=== Directions ===
Each record below is to be reproduced without any change.

• • • • •

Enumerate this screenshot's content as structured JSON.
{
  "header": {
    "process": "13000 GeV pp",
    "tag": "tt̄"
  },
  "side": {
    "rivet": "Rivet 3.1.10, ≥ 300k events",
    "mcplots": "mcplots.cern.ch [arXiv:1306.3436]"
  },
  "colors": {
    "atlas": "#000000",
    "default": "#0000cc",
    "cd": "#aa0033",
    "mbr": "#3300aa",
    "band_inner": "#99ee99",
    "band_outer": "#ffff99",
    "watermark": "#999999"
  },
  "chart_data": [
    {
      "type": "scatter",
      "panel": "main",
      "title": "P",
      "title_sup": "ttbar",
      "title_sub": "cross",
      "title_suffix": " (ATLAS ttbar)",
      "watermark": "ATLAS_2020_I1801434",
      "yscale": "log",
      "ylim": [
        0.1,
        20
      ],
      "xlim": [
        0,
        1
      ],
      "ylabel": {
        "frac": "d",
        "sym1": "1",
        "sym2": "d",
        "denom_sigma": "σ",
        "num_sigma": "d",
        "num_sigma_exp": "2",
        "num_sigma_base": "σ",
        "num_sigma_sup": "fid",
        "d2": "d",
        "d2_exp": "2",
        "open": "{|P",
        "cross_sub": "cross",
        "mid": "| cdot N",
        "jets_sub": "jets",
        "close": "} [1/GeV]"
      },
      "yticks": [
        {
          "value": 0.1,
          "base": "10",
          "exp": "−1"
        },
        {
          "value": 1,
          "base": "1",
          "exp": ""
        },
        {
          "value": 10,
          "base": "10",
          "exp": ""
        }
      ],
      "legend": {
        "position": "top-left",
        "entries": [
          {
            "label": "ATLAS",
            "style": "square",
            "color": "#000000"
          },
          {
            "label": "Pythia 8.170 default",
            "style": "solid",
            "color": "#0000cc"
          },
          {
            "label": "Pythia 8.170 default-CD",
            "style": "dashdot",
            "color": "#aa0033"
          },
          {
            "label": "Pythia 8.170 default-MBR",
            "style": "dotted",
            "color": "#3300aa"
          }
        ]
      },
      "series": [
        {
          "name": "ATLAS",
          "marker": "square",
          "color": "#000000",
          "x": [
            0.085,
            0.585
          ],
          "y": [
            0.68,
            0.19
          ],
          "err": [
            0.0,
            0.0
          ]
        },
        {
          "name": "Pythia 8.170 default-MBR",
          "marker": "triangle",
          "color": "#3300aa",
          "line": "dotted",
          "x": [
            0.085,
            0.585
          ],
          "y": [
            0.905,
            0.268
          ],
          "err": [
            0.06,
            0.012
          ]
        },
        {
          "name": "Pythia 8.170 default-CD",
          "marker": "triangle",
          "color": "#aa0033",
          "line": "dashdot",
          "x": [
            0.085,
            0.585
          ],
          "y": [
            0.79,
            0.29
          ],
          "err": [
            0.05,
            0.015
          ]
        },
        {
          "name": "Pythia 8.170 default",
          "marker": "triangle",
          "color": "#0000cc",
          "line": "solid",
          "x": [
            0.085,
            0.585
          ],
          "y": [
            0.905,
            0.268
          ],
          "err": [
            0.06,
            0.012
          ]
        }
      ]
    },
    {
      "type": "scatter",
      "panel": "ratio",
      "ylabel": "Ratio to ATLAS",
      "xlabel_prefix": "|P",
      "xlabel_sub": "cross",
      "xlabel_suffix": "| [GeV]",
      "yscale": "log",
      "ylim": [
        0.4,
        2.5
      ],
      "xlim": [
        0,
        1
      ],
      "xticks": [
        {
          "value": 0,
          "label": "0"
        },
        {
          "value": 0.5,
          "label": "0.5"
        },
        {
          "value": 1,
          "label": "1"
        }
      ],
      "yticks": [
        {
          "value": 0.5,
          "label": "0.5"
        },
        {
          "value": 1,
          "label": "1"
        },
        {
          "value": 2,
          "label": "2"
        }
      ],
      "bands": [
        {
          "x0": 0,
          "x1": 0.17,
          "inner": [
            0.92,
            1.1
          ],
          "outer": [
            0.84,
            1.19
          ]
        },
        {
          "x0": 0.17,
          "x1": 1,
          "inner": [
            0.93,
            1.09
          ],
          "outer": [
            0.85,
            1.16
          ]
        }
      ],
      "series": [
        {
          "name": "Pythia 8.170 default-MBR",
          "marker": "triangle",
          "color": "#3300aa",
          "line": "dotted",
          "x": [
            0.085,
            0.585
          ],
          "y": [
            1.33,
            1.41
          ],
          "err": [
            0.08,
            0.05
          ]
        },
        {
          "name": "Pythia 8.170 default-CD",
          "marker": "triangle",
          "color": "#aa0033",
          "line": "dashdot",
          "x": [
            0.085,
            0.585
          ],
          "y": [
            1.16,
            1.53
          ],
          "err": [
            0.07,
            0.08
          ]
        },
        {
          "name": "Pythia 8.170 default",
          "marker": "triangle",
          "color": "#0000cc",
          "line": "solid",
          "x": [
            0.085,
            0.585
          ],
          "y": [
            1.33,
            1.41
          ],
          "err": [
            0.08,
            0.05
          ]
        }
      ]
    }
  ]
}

• • • • •

=== Response to the exercise ===
Enumerate this screenshot's content as structured JSON.
{
  "header": {
    "process": "13000 GeV pp",
    "tag": "tt̄"
  },
  "side": {
    "rivet": "Rivet 3.1.10, ≥ 300k events",
    "mcplots": "mcplots.cern.ch [arXiv:1306.3436]"
  },
  "colors": {
    "atlas": "#000000",
    "default": "#0000cc",
    "cd": "#aa0033",
    "mbr": "#3300aa",
    "band_inner": "#99ee99",
    "band_outer": "#ffff99",
    "watermark": "#999999"
  },
  "chart_data": [
    {
      "type": "scatter",
      "panel": "main",
      "title": "P",
      "title_sup": "ttbar",
      "title_sub": "cross",
      "title_suffix": " (ATLAS ttbar)",
      "watermark": "ATLAS_2020_I1801434",
      "yscale": "log",
      "ylim": [
        0.1,
        20
      ],
      "xlim": [
        0,
        1
      ],
      "ylabel": {
        "frac": "d",
        "sym1": "1",
        "sym2": "d",
        "denom_sigma": "σ",
        "num_sigma": "d",
        "num_sigma_exp": "2",
        "num_sigma_base": "σ",
        "num_sigma_sup": "fid",
        "d2": "d",
        "d2_exp": "2",
        "open": "{|P",
        "cross_sub": "cross",
        "mid": "| cdot N",
        "jets_sub": "jets",
        "close": "} [1/GeV]"
      },
      "yticks": [
        {
          "value": 0.1,
          "base": "10",
          "exp": "−1"
        },
        {
          "value": 1,
          "base": "1",
          "exp": ""
        },
        {
          "value": 10,
          "base": "10",
          "exp": ""
        }
      ],
      "legend": {
        "position": "top-left",
        "entries": [
          {
            "label": "ATLAS",
            "style": "square",
            "color": "#000000"
          },
          {
            "label": "Pythia 8.170 default",
            "style": "solid",
            "color": "#0000cc"
          },
          {
            "label": "Pythia 8.170 default-CD",
            "style": "dashdot",
            "color": "#aa0033"
          },
          {
            "label": "Pythia 8.170 default-MBR",
            "style": "dotted",
            "color": "#3300aa"
          }
        ]
      },
      "series": [
        {
          "name": "ATLAS",
          "marker": "square",
          "color": "#000000",
          "x": [
            0.085,
            0.585
          ],
          "y": [
            0.68,
            0.19
          ],
          "err": [
            0.0,
            0.0
          ]
        },
        {
          "name": "Pythia 8.170 default-MBR",
          "marker": "triangle",
          "color": "#3300aa",
          "line": "dotted",
          "x": [
            0.085,
            0.585
          ],
          "y": [
            0.905,
            0.268
          ],
          "err": [
            0.06,
            0.012
          ]
        },
        {
          "name": "Pythia 8.170 default-CD",
          "marker": "triangle",
          "color": "#aa0033",
          "line": "dashdot",
          "x": [
            0.085,
            0.585
          ],
          "y": [
            0.79,
            0.29
          ],
          "err": [
            0.05,
            0.015
          ]
        },
        {
          "name": "Pythia 8.170 default",
          "marker": "triangle",
          "color": "#0000cc",
          "line": "solid",
          "x": [
            0.085,
            0.585
          ],
          "y": [
            0.905,
            0.268
          ],
          "err": [
            0.06,
            0.012
          ]
        }
      ]
    },
    {
      "type": "scatter",
      "panel": "ratio",
      "ylabel": "Ratio to ATLAS",
      "xlabel_prefix": "|P",
      "xlabel_sub": "cross",
      "xlabel_suffix": "| [GeV]",
      "yscale": "log",
      "ylim": [
        0.4,
        2.5
      ],
      "xlim": [
        0,
        1
      ],
      "xticks": [
        {
          "value": 0,
          "label": "0"
        },
        {
          "value": 0.5,
          "label": "0.5"
        },
        {
          "value": 1,
          "label": "1"
        }
      ],
      "yticks": [
        {
          "value": 0.5,
          "label": "0.5"
        },
        {
          "value": 1,
          "label": "1"
        },
        {
          "value": 2,
          "label": "2"
        }
      ],
      "bands": [
        {
          "x0": 0,
          "x1": 0.17,
          "inner": [
            0.92,
            1.1
          ],
          "outer": [
            0.84,
            1.19
          ]
        },
        {
          "x0": 0.17,
          "x1": 1,
          "inner": [
            0.93,
            1.09
          ],
          "outer": [
            0.85,
            1.16
          ]
        }
      ],
      "series": [
        {
          "name": "Pythia 8.170 default-MBR",
          "marker": "triangle",
          "color": "#3300aa",
          "line": "dotted",
          "x": [
            0.085,
            0.585
          ],
          "y": [
            1.33,
            1.41
          ],
          "err": [
            0.08,
            0.05
          ]
        },
        {
          "name": "Pythia 8.170 default-CD",
          "marker": "triangle",
          "color": "#aa0033",
          "line": "dashdot",
          "x": [
            0.085,
            0.585
          ],
          "y": [
            1.16,
            1.53
          ],
          "err": [
            0.07,
            0.08
          ]
        },
        {
          "name": "Pythia 8.170 default",
          "marker": "triangle",
          "color": "#0000cc",
          "line": "solid",
          "x": [
            0.085,
            0.585
          ],
          "y": [
            1.33,
            1.41
          ],
          "err": [
            0.08,
            0.05
          ]
        }
      ]
    }
  ]
}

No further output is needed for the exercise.